WHAT IS REQUIRED
Your task is to repeat the entries exactly. Leave the pictures out.
* Start *
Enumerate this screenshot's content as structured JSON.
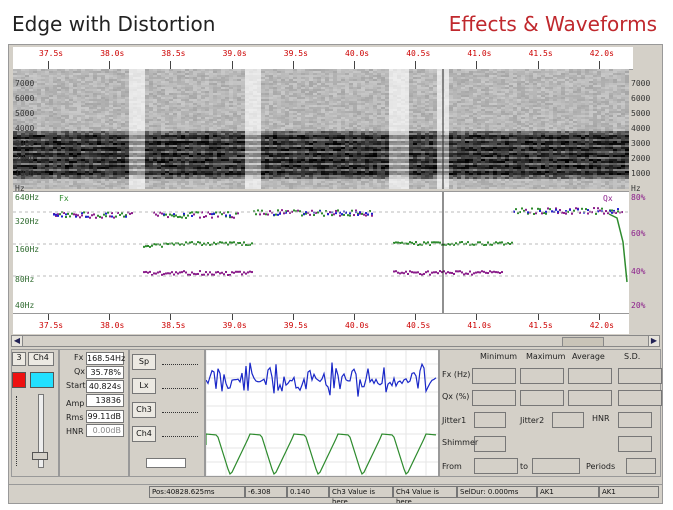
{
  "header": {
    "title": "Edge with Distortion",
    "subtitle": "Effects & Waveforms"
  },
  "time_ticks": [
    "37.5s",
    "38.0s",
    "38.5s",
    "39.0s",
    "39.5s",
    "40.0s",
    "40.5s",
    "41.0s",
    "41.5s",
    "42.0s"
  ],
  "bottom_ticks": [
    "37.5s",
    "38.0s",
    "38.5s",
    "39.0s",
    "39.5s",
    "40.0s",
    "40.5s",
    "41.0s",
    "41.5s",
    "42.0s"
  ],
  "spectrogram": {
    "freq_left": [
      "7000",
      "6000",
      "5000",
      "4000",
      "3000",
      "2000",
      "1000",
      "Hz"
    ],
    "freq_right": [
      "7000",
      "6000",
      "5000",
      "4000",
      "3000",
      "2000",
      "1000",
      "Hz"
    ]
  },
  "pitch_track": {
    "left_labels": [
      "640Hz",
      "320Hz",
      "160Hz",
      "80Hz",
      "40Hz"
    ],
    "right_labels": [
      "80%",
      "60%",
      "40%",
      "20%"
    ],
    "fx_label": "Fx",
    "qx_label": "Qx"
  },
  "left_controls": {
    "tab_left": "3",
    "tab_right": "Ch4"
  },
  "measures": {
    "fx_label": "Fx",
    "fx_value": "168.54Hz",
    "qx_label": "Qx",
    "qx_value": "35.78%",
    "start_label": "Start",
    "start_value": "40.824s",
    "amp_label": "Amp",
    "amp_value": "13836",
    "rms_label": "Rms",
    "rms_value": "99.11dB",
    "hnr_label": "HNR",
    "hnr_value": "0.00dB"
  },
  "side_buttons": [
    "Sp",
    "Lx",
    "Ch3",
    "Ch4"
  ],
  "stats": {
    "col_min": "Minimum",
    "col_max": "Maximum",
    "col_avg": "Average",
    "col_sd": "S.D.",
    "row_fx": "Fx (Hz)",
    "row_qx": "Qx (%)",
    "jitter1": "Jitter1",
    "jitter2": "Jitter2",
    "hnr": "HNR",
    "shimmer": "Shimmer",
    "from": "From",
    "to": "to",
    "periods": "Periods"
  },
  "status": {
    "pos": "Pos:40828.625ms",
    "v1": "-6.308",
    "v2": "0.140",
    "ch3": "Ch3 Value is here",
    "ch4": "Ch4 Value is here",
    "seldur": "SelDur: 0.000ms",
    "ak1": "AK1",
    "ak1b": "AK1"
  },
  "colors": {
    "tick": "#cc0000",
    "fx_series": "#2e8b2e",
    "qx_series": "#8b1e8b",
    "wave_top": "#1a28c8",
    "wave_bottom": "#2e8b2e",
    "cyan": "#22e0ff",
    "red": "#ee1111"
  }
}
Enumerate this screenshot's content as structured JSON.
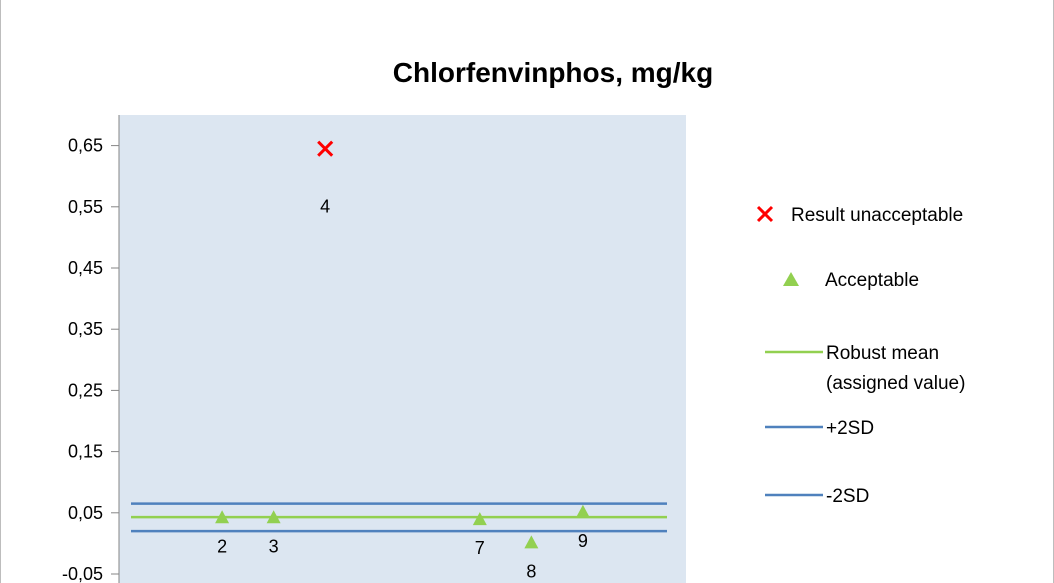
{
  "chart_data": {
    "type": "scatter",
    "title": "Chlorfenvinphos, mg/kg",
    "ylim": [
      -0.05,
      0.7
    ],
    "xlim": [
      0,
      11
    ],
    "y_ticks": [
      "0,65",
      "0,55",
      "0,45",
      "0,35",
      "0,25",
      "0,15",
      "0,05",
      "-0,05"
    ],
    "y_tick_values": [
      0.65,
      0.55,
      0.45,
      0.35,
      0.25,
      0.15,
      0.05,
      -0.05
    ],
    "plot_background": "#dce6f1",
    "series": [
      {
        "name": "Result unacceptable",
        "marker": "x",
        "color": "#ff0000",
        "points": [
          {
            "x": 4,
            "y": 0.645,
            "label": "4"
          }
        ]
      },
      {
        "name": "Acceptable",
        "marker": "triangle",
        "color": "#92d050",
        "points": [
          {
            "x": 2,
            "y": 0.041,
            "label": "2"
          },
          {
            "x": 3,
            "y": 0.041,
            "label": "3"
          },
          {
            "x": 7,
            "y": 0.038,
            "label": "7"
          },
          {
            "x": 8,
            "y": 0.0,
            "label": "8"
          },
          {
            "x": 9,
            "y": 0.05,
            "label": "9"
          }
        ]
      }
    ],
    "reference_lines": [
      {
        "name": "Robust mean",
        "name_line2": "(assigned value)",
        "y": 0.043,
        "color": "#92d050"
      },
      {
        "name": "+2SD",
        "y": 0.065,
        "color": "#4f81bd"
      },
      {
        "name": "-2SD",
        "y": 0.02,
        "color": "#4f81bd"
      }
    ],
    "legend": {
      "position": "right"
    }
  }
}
* End *
RESULT OF THE EXERCISE
Enumerate this screenshot's content as structured JSON.
{
  "header": {
    "title": "Edge with Distortion",
    "subtitle": "Effects & Waveforms"
  },
  "time_ticks": [
    "37.5s",
    "38.0s",
    "38.5s",
    "39.0s",
    "39.5s",
    "40.0s",
    "40.5s",
    "41.0s",
    "41.5s",
    "42.0s"
  ],
  "bottom_ticks": [
    "37.5s",
    "38.0s",
    "38.5s",
    "39.0s",
    "39.5s",
    "40.0s",
    "40.5s",
    "41.0s",
    "41.5s",
    "42.0s"
  ],
  "spectrogram": {
    "freq_left": [
      "7000",
      "6000",
      "5000",
      "4000",
      "3000",
      "2000",
      "1000",
      "Hz"
    ],
    "freq_right": [
      "7000",
      "6000",
      "5000",
      "4000",
      "3000",
      "2000",
      "1000",
      "Hz"
    ]
  },
  "pitch_track": {
    "left_labels": [
      "640Hz",
      "320Hz",
      "160Hz",
      "80Hz",
      "40Hz"
    ],
    "right_labels": [
      "80%",
      "60%",
      "40%",
      "20%"
    ],
    "fx_label": "Fx",
    "qx_label": "Qx"
  },
  "left_controls": {
    "tab_left": "3",
    "tab_right": "Ch4"
  },
  "measures": {
    "fx_label": "Fx",
    "fx_value": "168.54Hz",
    "qx_label": "Qx",
    "qx_value": "35.78%",
    "start_label": "Start",
    "start_value": "40.824s",
    "amp_label": "Amp",
    "amp_value": "13836",
    "rms_label": "Rms",
    "rms_value": "99.11dB",
    "hnr_label": "HNR",
    "hnr_value": "0.00dB"
  },
  "side_buttons": [
    "Sp",
    "Lx",
    "Ch3",
    "Ch4"
  ],
  "stats": {
    "col_min": "Minimum",
    "col_max": "Maximum",
    "col_avg": "Average",
    "col_sd": "S.D.",
    "row_fx": "Fx (Hz)",
    "row_qx": "Qx (%)",
    "jitter1": "Jitter1",
    "jitter2": "Jitter2",
    "hnr": "HNR",
    "shimmer": "Shimmer",
    "from": "From",
    "to": "to",
    "periods": "Periods"
  },
  "status": {
    "pos": "Pos:40828.625ms",
    "v1": "-6.308",
    "v2": "0.140",
    "ch3": "Ch3 Value is here",
    "ch4": "Ch4 Value is here",
    "seldur": "SelDur: 0.000ms",
    "ak1": "AK1",
    "ak1b": "AK1"
  },
  "colors": {
    "tick": "#cc0000",
    "fx_series": "#2e8b2e",
    "qx_series": "#8b1e8b",
    "wave_top": "#1a28c8",
    "wave_bottom": "#2e8b2e",
    "cyan": "#22e0ff",
    "red": "#ee1111"
  }
}
Enumerate this screenshot's content as structured JSON.
{
  "chart_data": {
    "type": "scatter",
    "title": "Chlorfenvinphos, mg/kg",
    "ylim": [
      -0.05,
      0.7
    ],
    "xlim": [
      0,
      11
    ],
    "y_ticks": [
      "0,65",
      "0,55",
      "0,45",
      "0,35",
      "0,25",
      "0,15",
      "0,05",
      "-0,05"
    ],
    "y_tick_values": [
      0.65,
      0.55,
      0.45,
      0.35,
      0.25,
      0.15,
      0.05,
      -0.05
    ],
    "plot_background": "#dce6f1",
    "series": [
      {
        "name": "Result unacceptable",
        "marker": "x",
        "color": "#ff0000",
        "points": [
          {
            "x": 4,
            "y": 0.645,
            "label": "4"
          }
        ]
      },
      {
        "name": "Acceptable",
        "marker": "triangle",
        "color": "#92d050",
        "points": [
          {
            "x": 2,
            "y": 0.041,
            "label": "2"
          },
          {
            "x": 3,
            "y": 0.041,
            "label": "3"
          },
          {
            "x": 7,
            "y": 0.038,
            "label": "7"
          },
          {
            "x": 8,
            "y": 0.0,
            "label": "8"
          },
          {
            "x": 9,
            "y": 0.05,
            "label": "9"
          }
        ]
      }
    ],
    "reference_lines": [
      {
        "name": "Robust mean",
        "name_line2": "(assigned value)",
        "y": 0.043,
        "color": "#92d050"
      },
      {
        "name": "+2SD",
        "y": 0.065,
        "color": "#4f81bd"
      },
      {
        "name": "-2SD",
        "y": 0.02,
        "color": "#4f81bd"
      }
    ],
    "legend": {
      "position": "right"
    }
  }
}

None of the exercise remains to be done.